EXERCISE PROMPT
Go through the listing and copy every line word for word.

** BEGIN SUPPLIED MATERIAL **

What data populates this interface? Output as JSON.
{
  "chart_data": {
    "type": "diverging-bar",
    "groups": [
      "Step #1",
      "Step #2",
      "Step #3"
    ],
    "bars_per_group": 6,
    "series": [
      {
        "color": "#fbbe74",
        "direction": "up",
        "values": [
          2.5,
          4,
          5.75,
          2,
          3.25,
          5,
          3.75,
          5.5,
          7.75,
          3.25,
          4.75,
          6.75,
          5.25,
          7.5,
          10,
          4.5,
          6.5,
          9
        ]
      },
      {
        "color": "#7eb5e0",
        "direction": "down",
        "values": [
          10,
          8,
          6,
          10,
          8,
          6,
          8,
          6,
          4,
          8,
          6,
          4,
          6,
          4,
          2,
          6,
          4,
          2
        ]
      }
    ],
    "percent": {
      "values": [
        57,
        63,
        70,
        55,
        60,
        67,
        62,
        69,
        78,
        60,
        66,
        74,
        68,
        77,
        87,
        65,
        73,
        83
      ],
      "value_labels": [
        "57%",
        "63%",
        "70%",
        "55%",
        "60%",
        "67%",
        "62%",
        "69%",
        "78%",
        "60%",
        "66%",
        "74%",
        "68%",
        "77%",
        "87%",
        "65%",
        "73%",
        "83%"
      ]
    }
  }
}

** END SUPPLIED MATERIAL **

ANSWER TO THE EXERCISE
What data populates this interface? Output as JSON.
{
  "chart_data": {
    "type": "diverging-bar",
    "groups": [
      "Step #1",
      "Step #2",
      "Step #3"
    ],
    "bars_per_group": 6,
    "series": [
      {
        "color": "#fbbe74",
        "direction": "up",
        "values": [
          2.5,
          4,
          5.75,
          2,
          3.25,
          5,
          3.75,
          5.5,
          7.75,
          3.25,
          4.75,
          6.75,
          5.25,
          7.5,
          10,
          4.5,
          6.5,
          9
        ]
      },
      {
        "color": "#7eb5e0",
        "direction": "down",
        "values": [
          10,
          8,
          6,
          10,
          8,
          6,
          8,
          6,
          4,
          8,
          6,
          4,
          6,
          4,
          2,
          6,
          4,
          2
        ]
      }
    ],
    "percent": {
      "values": [
        57,
        63,
        70,
        55,
        60,
        67,
        62,
        69,
        78,
        60,
        66,
        74,
        68,
        77,
        87,
        65,
        73,
        83
      ],
      "value_labels": [
        "57%",
        "63%",
        "70%",
        "55%",
        "60%",
        "67%",
        "62%",
        "69%",
        "78%",
        "60%",
        "66%",
        "74%",
        "68%",
        "77%",
        "87%",
        "65%",
        "73%",
        "83%"
      ]
    }
  }
}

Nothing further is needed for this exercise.